§ Written problem
Extract all records. Keep each one exact.

>> BEGIN

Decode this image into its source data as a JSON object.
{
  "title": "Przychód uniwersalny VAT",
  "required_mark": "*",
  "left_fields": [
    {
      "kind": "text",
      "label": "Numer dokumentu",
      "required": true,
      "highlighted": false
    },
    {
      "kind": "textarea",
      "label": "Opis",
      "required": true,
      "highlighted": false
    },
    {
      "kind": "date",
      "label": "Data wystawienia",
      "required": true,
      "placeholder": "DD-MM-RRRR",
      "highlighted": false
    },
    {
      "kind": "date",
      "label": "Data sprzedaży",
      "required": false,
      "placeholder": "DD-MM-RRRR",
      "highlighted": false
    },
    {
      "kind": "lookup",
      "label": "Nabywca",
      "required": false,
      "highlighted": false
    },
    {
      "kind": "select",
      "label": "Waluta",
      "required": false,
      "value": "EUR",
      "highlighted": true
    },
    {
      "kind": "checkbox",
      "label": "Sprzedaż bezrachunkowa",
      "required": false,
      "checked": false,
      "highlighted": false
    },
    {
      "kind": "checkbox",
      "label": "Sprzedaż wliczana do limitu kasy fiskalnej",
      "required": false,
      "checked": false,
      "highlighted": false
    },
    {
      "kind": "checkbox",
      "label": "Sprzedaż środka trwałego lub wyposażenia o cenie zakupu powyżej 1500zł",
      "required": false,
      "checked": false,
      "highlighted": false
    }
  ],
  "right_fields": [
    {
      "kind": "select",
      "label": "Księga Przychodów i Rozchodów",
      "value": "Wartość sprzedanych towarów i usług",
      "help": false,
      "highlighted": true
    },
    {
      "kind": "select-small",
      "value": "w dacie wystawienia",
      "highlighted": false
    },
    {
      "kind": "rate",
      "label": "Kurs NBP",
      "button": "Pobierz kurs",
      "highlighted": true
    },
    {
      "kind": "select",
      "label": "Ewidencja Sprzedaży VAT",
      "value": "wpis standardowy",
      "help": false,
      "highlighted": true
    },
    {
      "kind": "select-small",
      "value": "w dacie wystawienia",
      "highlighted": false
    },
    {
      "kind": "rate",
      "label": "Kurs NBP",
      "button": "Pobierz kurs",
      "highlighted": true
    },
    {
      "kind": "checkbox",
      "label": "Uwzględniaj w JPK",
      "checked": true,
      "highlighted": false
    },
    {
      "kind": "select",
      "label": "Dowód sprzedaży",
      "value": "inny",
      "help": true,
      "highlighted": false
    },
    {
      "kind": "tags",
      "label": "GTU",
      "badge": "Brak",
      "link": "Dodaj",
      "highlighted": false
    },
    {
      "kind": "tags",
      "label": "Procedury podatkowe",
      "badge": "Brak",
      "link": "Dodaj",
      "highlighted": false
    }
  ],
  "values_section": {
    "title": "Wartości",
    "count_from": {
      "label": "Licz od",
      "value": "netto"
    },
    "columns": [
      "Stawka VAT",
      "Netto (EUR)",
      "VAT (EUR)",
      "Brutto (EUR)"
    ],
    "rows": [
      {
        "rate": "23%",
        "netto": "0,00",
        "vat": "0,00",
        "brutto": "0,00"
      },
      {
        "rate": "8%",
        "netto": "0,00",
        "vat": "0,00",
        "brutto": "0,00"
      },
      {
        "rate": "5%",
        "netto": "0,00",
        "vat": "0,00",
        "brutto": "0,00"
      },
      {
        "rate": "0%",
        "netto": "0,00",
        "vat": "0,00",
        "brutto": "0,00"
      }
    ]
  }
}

>> END

§ Full answer
Decode this image into its source data as a JSON object.
{
  "title": "Przychód uniwersalny VAT",
  "required_mark": "*",
  "left_fields": [
    {
      "kind": "text",
      "label": "Numer dokumentu",
      "required": true,
      "highlighted": false
    },
    {
      "kind": "textarea",
      "label": "Opis",
      "required": true,
      "highlighted": false
    },
    {
      "kind": "date",
      "label": "Data wystawienia",
      "required": true,
      "placeholder": "DD-MM-RRRR",
      "highlighted": false
    },
    {
      "kind": "date",
      "label": "Data sprzedaży",
      "required": false,
      "placeholder": "DD-MM-RRRR",
      "highlighted": false
    },
    {
      "kind": "lookup",
      "label": "Nabywca",
      "required": false,
      "highlighted": false
    },
    {
      "kind": "select",
      "label": "Waluta",
      "required": false,
      "value": "EUR",
      "highlighted": true
    },
    {
      "kind": "checkbox",
      "label": "Sprzedaż bezrachunkowa",
      "required": false,
      "checked": false,
      "highlighted": false
    },
    {
      "kind": "checkbox",
      "label": "Sprzedaż wliczana do limitu kasy fiskalnej",
      "required": false,
      "checked": false,
      "highlighted": false
    },
    {
      "kind": "checkbox",
      "label": "Sprzedaż środka trwałego lub wyposażenia o cenie zakupu powyżej 1500zł",
      "required": false,
      "checked": false,
      "highlighted": false
    }
  ],
  "right_fields": [
    {
      "kind": "select",
      "label": "Księga Przychodów i Rozchodów",
      "value": "Wartość sprzedanych towarów i usług",
      "help": false,
      "highlighted": true
    },
    {
      "kind": "select-small",
      "value": "w dacie wystawienia",
      "highlighted": false
    },
    {
      "kind": "rate",
      "label": "Kurs NBP",
      "button": "Pobierz kurs",
      "highlighted": true
    },
    {
      "kind": "select",
      "label": "Ewidencja Sprzedaży VAT",
      "value": "wpis standardowy",
      "help": false,
      "highlighted": true
    },
    {
      "kind": "select-small",
      "value": "w dacie wystawienia",
      "highlighted": false
    },
    {
      "kind": "rate",
      "label": "Kurs NBP",
      "button": "Pobierz kurs",
      "highlighted": true
    },
    {
      "kind": "checkbox",
      "label": "Uwzględniaj w JPK",
      "checked": true,
      "highlighted": false
    },
    {
      "kind": "select",
      "label": "Dowód sprzedaży",
      "value": "inny",
      "help": true,
      "highlighted": false
    },
    {
      "kind": "tags",
      "label": "GTU",
      "badge": "Brak",
      "link": "Dodaj",
      "highlighted": false
    },
    {
      "kind": "tags",
      "label": "Procedury podatkowe",
      "badge": "Brak",
      "link": "Dodaj",
      "highlighted": false
    }
  ],
  "values_section": {
    "title": "Wartości",
    "count_from": {
      "label": "Licz od",
      "value": "netto"
    },
    "columns": [
      "Stawka VAT",
      "Netto (EUR)",
      "VAT (EUR)",
      "Brutto (EUR)"
    ],
    "rows": [
      {
        "rate": "23%",
        "netto": "0,00",
        "vat": "0,00",
        "brutto": "0,00"
      },
      {
        "rate": "8%",
        "netto": "0,00",
        "vat": "0,00",
        "brutto": "0,00"
      },
      {
        "rate": "5%",
        "netto": "0,00",
        "vat": "0,00",
        "brutto": "0,00"
      },
      {
        "rate": "0%",
        "netto": "0,00",
        "vat": "0,00",
        "brutto": "0,00"
      }
    ]
  }
}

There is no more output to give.